» **EXERCISE AIM**: Below are some records. Say how many of their lines contain the string "ajuntaments", and give nothing but the number.

== PROVIDED MATERIAL ==

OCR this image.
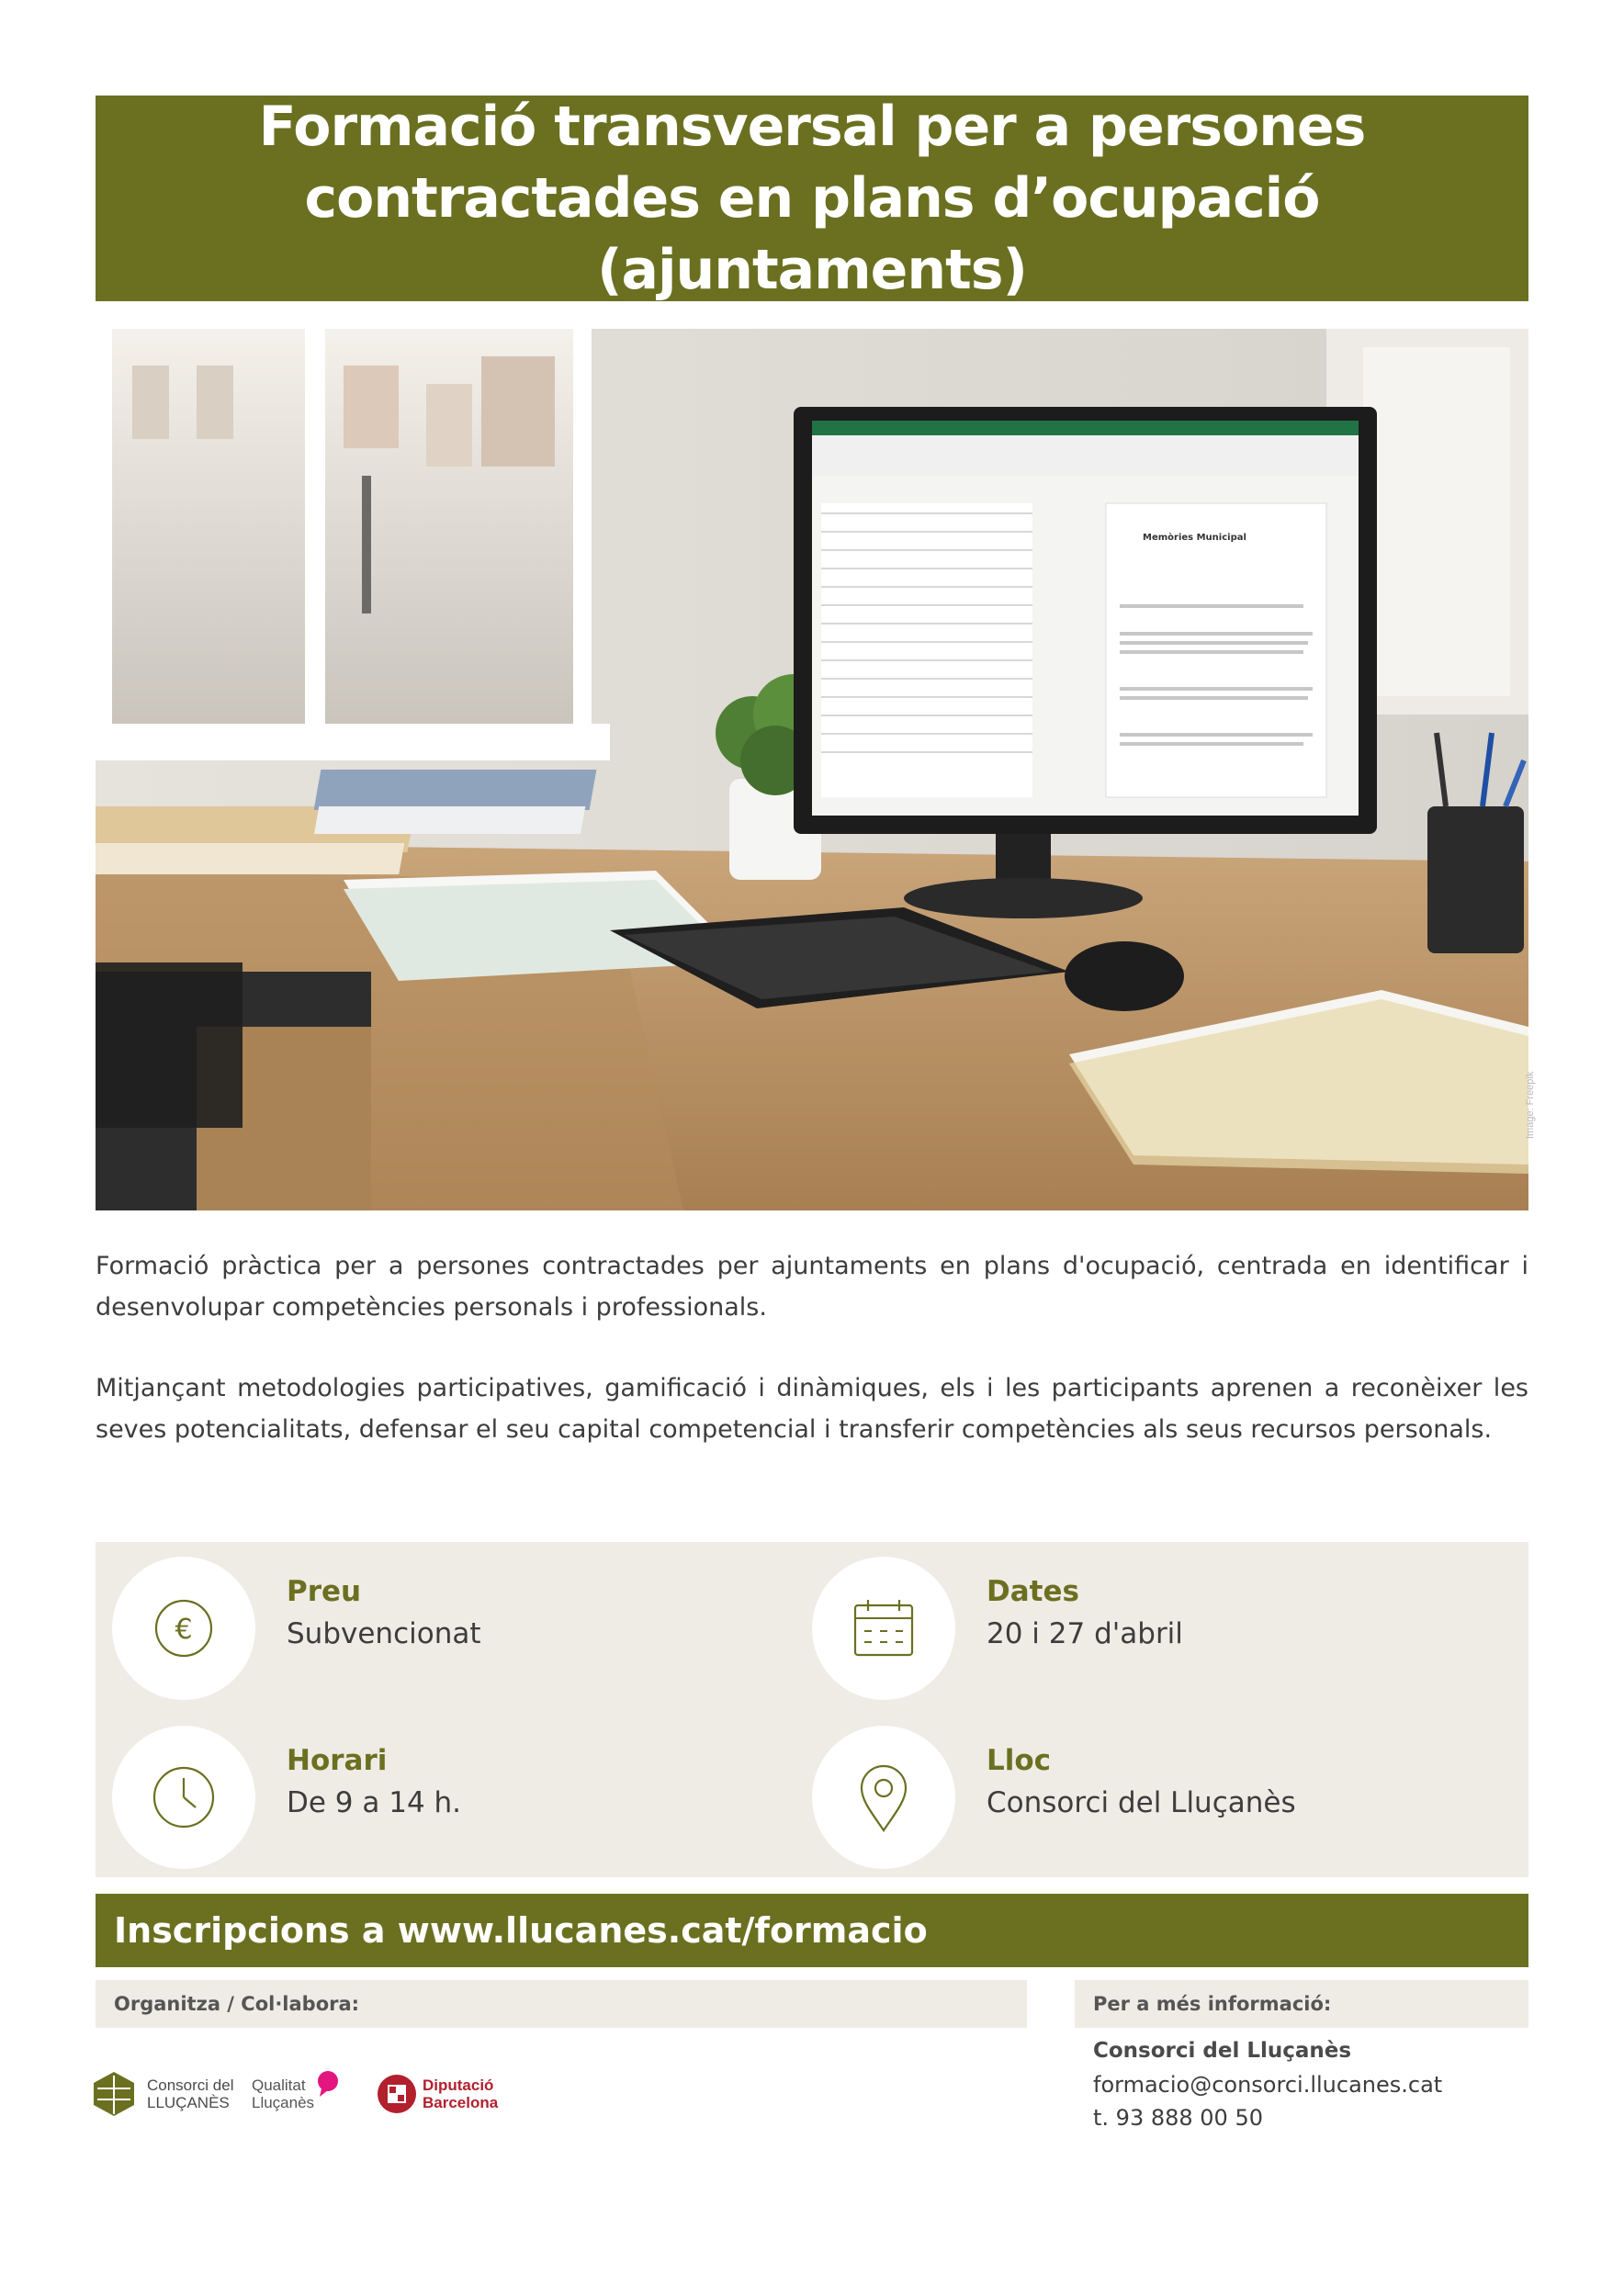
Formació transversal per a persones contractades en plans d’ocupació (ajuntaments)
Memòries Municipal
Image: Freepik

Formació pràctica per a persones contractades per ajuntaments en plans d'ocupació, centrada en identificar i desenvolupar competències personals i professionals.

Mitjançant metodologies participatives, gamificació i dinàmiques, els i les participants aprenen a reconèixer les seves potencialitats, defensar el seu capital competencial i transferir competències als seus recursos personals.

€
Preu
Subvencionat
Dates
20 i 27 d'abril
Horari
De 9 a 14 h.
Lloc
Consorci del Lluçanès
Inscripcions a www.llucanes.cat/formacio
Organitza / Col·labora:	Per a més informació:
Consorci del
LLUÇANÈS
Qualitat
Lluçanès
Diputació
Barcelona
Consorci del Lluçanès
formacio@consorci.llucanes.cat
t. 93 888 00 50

===
== PROVIDED MATERIAL ==

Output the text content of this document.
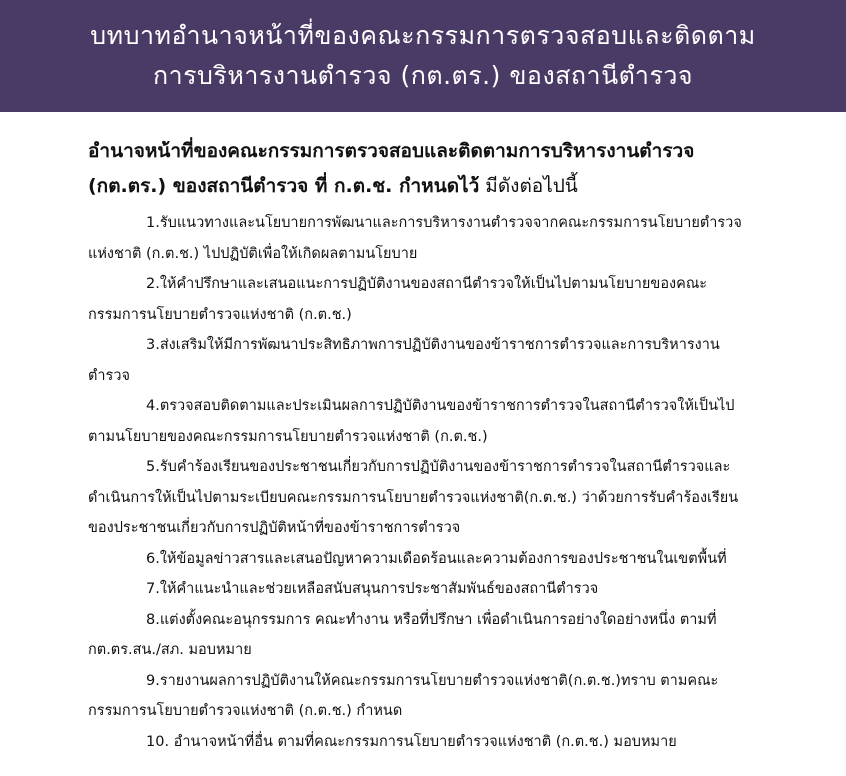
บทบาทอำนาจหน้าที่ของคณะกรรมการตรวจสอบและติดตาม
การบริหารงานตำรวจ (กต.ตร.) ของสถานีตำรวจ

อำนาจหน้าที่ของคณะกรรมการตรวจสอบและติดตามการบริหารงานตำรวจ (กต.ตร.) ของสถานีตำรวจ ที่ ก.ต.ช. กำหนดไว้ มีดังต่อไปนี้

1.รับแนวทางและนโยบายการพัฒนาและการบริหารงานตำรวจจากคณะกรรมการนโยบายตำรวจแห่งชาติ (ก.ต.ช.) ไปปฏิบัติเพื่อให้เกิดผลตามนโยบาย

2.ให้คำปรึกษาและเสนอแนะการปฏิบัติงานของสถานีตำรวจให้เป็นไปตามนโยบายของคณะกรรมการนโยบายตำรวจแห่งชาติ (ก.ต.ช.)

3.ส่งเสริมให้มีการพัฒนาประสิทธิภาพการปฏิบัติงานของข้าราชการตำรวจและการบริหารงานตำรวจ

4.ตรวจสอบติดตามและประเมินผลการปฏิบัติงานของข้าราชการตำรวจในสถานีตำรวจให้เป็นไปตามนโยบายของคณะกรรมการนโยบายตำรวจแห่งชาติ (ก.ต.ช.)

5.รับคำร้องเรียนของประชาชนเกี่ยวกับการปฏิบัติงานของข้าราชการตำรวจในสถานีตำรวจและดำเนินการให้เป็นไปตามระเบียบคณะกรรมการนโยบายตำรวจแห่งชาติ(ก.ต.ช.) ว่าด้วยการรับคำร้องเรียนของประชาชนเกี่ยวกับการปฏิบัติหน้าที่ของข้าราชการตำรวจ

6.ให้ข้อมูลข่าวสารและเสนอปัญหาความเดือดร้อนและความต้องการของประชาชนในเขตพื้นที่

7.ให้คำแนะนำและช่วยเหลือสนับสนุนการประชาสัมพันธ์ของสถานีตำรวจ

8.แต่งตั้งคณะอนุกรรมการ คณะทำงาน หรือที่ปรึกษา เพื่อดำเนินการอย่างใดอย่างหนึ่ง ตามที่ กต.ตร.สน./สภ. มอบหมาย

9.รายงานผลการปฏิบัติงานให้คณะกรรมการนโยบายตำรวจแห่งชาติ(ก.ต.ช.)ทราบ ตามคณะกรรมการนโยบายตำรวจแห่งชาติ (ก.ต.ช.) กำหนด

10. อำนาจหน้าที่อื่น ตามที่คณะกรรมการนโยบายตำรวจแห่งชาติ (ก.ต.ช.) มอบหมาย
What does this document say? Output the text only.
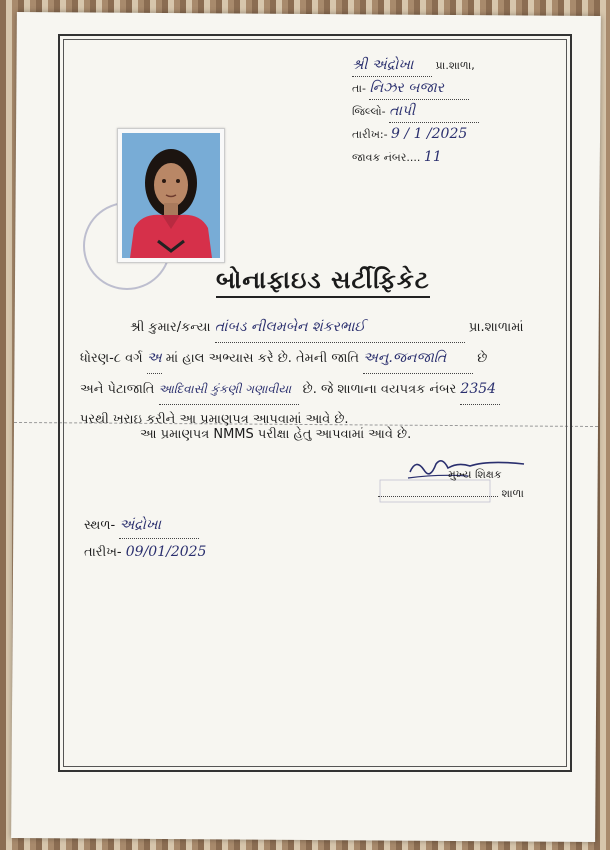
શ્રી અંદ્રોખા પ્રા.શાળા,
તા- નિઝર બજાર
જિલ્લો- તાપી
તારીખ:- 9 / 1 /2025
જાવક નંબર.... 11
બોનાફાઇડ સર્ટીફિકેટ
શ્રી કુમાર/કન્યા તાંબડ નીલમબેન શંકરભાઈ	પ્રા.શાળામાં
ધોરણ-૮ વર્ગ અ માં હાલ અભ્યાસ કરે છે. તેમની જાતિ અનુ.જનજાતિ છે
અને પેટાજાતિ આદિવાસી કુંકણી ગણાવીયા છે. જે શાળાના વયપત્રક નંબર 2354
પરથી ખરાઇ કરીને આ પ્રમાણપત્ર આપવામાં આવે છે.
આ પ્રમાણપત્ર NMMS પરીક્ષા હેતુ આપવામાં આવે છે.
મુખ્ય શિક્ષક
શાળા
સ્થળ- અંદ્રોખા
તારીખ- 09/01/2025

===

» **TASK OUTPUT**: 2